[Stored entries]
▼

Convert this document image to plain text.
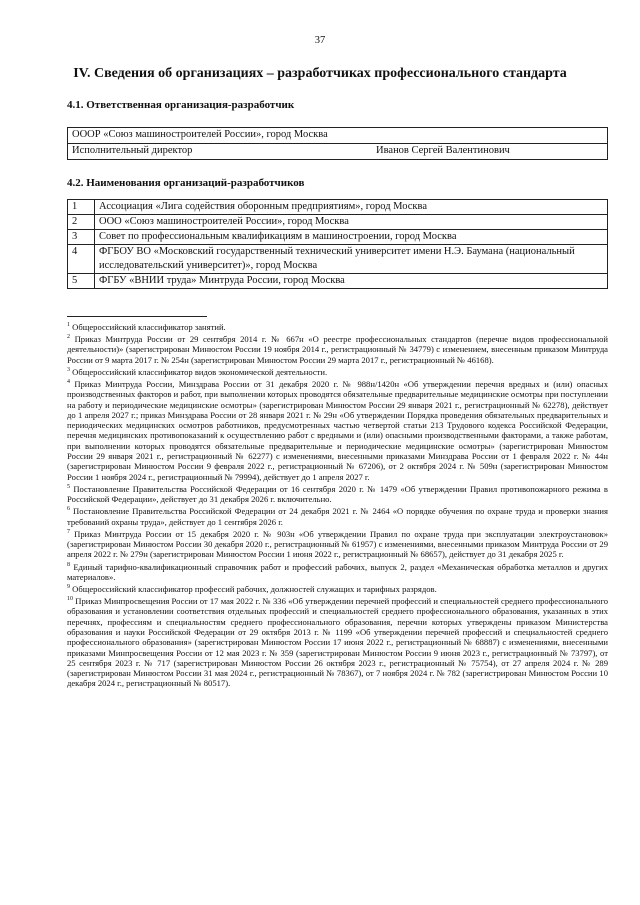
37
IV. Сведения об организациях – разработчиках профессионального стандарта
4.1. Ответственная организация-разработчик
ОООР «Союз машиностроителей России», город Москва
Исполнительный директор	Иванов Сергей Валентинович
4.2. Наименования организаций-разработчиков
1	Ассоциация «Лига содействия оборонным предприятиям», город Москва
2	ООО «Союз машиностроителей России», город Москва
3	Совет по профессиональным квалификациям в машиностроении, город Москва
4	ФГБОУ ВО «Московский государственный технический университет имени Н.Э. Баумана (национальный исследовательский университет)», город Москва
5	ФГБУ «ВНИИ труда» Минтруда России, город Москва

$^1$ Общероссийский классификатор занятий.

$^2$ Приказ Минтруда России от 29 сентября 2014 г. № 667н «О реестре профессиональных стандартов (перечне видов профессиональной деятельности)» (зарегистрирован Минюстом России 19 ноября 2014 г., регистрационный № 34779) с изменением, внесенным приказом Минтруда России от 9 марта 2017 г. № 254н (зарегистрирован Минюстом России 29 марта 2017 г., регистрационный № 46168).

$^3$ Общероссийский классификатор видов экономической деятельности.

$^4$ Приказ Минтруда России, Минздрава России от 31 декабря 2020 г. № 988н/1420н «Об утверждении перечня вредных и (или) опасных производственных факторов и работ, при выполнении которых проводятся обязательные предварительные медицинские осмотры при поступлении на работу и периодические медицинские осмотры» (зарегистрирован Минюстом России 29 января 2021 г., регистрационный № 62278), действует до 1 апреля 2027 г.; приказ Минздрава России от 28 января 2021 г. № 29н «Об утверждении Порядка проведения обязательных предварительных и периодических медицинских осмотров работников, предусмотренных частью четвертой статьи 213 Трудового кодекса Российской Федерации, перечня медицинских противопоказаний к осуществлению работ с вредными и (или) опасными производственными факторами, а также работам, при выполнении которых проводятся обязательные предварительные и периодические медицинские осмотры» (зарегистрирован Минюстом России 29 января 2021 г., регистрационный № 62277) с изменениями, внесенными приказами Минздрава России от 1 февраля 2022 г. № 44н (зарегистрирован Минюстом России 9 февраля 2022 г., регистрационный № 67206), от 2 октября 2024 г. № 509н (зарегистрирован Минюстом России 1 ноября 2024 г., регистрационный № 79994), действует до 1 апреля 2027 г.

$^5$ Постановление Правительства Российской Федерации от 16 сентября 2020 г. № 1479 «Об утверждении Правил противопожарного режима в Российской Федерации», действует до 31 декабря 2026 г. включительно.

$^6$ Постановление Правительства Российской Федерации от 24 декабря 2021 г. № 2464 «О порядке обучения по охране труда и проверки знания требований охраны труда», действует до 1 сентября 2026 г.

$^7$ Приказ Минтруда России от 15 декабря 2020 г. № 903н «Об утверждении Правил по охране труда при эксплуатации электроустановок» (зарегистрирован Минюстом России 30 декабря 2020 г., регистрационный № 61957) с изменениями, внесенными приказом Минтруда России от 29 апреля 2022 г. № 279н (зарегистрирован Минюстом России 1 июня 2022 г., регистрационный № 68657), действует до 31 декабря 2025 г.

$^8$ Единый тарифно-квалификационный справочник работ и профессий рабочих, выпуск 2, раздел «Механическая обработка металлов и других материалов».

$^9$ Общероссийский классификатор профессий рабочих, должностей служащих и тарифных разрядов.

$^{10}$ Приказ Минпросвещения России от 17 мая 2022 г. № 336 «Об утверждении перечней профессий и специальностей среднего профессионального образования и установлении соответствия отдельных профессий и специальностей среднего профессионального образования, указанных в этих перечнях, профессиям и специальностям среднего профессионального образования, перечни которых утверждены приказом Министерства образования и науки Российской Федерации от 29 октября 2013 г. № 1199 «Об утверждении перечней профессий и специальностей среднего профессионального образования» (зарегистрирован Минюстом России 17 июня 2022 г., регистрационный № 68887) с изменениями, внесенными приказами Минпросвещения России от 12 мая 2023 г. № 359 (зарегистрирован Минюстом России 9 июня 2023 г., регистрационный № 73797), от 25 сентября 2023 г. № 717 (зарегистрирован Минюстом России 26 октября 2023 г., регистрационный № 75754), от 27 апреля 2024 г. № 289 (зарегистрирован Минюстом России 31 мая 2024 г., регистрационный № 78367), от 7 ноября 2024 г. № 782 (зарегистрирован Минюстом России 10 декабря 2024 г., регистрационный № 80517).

▲

* **Required work**
Output the entries above exactly, without their pictures.

* **Written answer**
Convert this document image to plain text.
37
IV. Сведения об организациях – разработчиках профессионального стандарта
4.1. Ответственная организация-разработчик
ОООР «Союз машиностроителей России», город Москва
Исполнительный директор	Иванов Сергей Валентинович
4.2. Наименования организаций-разработчиков
1	Ассоциация «Лига содействия оборонным предприятиям», город Москва
2	ООО «Союз машиностроителей России», город Москва
3	Совет по профессиональным квалификациям в машиностроении, город Москва
4	ФГБОУ ВО «Московский государственный технический университет имени Н.Э. Баумана (национальный исследовательский университет)», город Москва
5	ФГБУ «ВНИИ труда» Минтруда России, город Москва

$^1$ Общероссийский классификатор занятий.

$^2$ Приказ Минтруда России от 29 сентября 2014 г. № 667н «О реестре профессиональных стандартов (перечне видов профессиональной деятельности)» (зарегистрирован Минюстом России 19 ноября 2014 г., регистрационный № 34779) с изменением, внесенным приказом Минтруда России от 9 марта 2017 г. № 254н (зарегистрирован Минюстом России 29 марта 2017 г., регистрационный № 46168).

$^3$ Общероссийский классификатор видов экономической деятельности.

$^4$ Приказ Минтруда России, Минздрава России от 31 декабря 2020 г. № 988н/1420н «Об утверждении перечня вредных и (или) опасных производственных факторов и работ, при выполнении которых проводятся обязательные предварительные медицинские осмотры при поступлении на работу и периодические медицинские осмотры» (зарегистрирован Минюстом России 29 января 2021 г., регистрационный № 62278), действует до 1 апреля 2027 г.; приказ Минздрава России от 28 января 2021 г. № 29н «Об утверждении Порядка проведения обязательных предварительных и периодических медицинских осмотров работников, предусмотренных частью четвертой статьи 213 Трудового кодекса Российской Федерации, перечня медицинских противопоказаний к осуществлению работ с вредными и (или) опасными производственными факторами, а также работам, при выполнении которых проводятся обязательные предварительные и периодические медицинские осмотры» (зарегистрирован Минюстом России 29 января 2021 г., регистрационный № 62277) с изменениями, внесенными приказами Минздрава России от 1 февраля 2022 г. № 44н (зарегистрирован Минюстом России 9 февраля 2022 г., регистрационный № 67206), от 2 октября 2024 г. № 509н (зарегистрирован Минюстом России 1 ноября 2024 г., регистрационный № 79994), действует до 1 апреля 2027 г.

$^5$ Постановление Правительства Российской Федерации от 16 сентября 2020 г. № 1479 «Об утверждении Правил противопожарного режима в Российской Федерации», действует до 31 декабря 2026 г. включительно.

$^6$ Постановление Правительства Российской Федерации от 24 декабря 2021 г. № 2464 «О порядке обучения по охране труда и проверки знания требований охраны труда», действует до 1 сентября 2026 г.

$^7$ Приказ Минтруда России от 15 декабря 2020 г. № 903н «Об утверждении Правил по охране труда при эксплуатации электроустановок» (зарегистрирован Минюстом России 30 декабря 2020 г., регистрационный № 61957) с изменениями, внесенными приказом Минтруда России от 29 апреля 2022 г. № 279н (зарегистрирован Минюстом России 1 июня 2022 г., регистрационный № 68657), действует до 31 декабря 2025 г.

$^8$ Единый тарифно-квалификационный справочник работ и профессий рабочих, выпуск 2, раздел «Механическая обработка металлов и других материалов».

$^9$ Общероссийский классификатор профессий рабочих, должностей служащих и тарифных разрядов.

$^{10}$ Приказ Минпросвещения России от 17 мая 2022 г. № 336 «Об утверждении перечней профессий и специальностей среднего профессионального образования и установлении соответствия отдельных профессий и специальностей среднего профессионального образования, указанных в этих перечнях, профессиям и специальностям среднего профессионального образования, перечни которых утверждены приказом Министерства образования и науки Российской Федерации от 29 октября 2013 г. № 1199 «Об утверждении перечней профессий и специальностей среднего профессионального образования» (зарегистрирован Минюстом России 17 июня 2022 г., регистрационный № 68887) с изменениями, внесенными приказами Минпросвещения России от 12 мая 2023 г. № 359 (зарегистрирован Минюстом России 9 июня 2023 г., регистрационный № 73797), от 25 сентября 2023 г. № 717 (зарегистрирован Минюстом России 26 октября 2023 г., регистрационный № 75754), от 27 апреля 2024 г. № 289 (зарегистрирован Минюстом России 31 мая 2024 г., регистрационный № 78367), от 7 ноября 2024 г. № 782 (зарегистрирован Минюстом России 10 декабря 2024 г., регистрационный № 80517).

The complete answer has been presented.